• Written exercise: Determine how many lines carry the word "JSON". Output that number only.

• Input records:
START

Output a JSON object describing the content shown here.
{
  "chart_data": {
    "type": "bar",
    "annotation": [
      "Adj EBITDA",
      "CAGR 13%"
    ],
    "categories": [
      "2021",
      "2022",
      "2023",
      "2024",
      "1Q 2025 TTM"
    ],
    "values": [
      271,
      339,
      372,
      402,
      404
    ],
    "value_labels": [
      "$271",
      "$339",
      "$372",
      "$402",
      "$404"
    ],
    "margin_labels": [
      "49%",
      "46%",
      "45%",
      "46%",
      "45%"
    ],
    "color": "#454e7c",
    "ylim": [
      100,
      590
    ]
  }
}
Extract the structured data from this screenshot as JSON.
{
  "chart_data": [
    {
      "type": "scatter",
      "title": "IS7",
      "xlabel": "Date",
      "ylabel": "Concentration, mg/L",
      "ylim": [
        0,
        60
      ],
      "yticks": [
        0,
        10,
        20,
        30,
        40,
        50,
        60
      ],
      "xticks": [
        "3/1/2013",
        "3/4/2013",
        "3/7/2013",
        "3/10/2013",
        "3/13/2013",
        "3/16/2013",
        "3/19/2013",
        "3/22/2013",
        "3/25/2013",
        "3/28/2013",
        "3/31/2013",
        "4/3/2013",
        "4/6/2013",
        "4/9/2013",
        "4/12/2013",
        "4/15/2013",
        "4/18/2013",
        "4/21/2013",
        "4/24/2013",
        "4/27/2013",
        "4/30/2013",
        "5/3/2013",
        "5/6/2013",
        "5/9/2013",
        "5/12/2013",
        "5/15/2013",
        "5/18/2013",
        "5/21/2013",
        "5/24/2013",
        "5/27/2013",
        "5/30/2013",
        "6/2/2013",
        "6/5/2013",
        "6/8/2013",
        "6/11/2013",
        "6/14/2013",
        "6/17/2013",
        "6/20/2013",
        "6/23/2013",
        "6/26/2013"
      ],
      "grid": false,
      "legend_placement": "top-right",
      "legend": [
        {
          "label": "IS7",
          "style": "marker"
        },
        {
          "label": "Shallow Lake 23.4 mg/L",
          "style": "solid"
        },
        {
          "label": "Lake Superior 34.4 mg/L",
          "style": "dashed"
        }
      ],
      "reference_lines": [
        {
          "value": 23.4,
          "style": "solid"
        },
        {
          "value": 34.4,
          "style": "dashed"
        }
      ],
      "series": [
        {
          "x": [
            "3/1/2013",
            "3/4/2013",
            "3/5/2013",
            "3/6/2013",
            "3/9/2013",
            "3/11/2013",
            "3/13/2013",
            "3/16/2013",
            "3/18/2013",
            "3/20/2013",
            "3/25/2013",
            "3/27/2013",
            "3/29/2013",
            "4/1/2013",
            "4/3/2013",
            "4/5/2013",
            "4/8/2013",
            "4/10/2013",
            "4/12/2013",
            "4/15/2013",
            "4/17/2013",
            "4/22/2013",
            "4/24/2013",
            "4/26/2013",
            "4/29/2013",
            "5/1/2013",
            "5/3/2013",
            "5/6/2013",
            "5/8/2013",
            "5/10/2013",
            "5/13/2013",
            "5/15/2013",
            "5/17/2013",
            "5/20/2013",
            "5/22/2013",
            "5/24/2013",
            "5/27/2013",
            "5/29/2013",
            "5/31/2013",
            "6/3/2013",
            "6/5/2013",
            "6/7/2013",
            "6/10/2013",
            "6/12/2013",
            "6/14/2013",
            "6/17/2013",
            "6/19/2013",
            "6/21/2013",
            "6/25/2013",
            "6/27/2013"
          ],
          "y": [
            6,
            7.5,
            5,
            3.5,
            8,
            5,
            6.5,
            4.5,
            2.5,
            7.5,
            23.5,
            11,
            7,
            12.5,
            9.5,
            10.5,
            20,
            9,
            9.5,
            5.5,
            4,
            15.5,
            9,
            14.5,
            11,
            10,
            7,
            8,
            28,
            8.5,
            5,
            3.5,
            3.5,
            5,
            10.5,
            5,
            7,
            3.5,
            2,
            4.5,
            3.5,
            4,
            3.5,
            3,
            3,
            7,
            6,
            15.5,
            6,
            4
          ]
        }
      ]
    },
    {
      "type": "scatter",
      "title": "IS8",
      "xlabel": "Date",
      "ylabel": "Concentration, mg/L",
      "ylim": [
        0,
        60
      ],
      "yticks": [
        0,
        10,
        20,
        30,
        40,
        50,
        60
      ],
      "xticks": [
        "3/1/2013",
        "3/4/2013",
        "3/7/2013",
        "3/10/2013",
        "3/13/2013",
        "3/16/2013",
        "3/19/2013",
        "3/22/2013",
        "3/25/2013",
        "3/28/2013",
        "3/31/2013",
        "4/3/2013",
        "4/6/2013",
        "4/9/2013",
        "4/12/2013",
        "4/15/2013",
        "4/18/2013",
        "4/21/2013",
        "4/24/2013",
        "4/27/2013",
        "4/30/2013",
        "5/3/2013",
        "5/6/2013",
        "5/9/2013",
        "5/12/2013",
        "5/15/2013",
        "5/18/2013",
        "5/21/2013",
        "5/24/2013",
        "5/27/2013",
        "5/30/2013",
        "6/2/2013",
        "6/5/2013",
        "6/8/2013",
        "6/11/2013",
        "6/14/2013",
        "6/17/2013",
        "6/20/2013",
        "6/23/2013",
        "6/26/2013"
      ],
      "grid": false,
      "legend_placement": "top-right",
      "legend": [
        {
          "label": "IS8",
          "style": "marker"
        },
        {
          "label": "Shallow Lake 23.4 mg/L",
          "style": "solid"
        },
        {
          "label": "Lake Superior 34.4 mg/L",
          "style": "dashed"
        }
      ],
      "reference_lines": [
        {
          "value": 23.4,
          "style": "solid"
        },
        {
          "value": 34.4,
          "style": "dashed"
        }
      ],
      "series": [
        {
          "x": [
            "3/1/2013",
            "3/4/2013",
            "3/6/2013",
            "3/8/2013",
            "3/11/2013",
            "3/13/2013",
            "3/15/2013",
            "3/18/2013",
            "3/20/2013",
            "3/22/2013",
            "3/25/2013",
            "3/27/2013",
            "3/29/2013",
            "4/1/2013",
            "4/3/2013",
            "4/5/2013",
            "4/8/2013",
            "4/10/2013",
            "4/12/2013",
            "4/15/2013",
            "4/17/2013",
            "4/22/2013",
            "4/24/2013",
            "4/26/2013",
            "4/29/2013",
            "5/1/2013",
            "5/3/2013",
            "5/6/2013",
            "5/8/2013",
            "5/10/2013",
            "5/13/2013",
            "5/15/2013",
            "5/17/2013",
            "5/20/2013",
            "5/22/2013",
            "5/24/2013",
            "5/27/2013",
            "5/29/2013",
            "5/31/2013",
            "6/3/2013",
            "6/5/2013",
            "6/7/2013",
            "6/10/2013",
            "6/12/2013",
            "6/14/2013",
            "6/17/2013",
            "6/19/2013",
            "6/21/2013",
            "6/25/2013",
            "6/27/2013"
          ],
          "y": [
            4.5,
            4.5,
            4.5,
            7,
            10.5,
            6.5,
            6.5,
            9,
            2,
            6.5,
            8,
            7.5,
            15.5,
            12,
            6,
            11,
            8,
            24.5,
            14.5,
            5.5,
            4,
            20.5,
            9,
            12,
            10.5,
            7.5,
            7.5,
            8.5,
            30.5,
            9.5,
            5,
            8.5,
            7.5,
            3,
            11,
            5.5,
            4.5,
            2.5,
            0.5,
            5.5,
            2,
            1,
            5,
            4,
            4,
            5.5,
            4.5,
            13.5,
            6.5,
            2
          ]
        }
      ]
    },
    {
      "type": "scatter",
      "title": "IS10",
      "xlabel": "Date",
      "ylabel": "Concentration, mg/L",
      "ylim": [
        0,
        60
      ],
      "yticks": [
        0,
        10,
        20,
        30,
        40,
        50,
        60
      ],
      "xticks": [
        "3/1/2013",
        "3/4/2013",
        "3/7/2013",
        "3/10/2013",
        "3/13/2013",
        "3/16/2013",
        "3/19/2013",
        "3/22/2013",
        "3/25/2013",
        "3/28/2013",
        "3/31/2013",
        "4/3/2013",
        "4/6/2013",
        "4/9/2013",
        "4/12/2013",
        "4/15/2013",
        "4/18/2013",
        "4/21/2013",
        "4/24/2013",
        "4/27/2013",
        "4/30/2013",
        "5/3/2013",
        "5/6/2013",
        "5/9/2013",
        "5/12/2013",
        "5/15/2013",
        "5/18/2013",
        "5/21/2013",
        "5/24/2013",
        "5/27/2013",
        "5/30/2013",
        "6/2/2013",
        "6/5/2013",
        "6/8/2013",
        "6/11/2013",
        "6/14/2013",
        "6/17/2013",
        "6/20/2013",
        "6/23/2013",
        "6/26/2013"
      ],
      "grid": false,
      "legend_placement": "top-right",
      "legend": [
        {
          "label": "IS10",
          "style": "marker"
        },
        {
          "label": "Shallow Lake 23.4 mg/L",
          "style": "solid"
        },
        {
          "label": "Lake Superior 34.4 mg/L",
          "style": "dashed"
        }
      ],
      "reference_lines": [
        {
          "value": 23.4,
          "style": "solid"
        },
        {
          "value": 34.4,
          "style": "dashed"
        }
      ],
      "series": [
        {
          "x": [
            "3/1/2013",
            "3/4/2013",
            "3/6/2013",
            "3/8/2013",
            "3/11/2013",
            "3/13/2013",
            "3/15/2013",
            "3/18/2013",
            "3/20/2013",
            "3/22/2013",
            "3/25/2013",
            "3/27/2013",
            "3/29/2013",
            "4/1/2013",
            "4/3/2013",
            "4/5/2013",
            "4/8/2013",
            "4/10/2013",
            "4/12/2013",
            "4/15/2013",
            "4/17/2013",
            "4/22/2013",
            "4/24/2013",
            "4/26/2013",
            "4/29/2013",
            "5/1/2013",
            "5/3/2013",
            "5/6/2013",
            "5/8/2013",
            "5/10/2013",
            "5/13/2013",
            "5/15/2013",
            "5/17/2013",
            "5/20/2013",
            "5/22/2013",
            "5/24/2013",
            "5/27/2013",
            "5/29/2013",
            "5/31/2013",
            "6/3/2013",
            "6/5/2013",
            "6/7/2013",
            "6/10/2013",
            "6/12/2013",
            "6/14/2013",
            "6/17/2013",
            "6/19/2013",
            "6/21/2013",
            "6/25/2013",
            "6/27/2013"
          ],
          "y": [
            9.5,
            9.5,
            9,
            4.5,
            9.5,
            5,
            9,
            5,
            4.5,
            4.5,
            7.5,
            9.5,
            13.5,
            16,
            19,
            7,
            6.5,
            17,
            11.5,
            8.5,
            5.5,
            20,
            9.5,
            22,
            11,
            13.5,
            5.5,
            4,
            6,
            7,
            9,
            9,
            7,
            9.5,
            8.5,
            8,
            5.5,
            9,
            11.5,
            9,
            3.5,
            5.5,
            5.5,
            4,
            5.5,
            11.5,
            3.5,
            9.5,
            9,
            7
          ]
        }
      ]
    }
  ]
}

END

• Exercise response: 2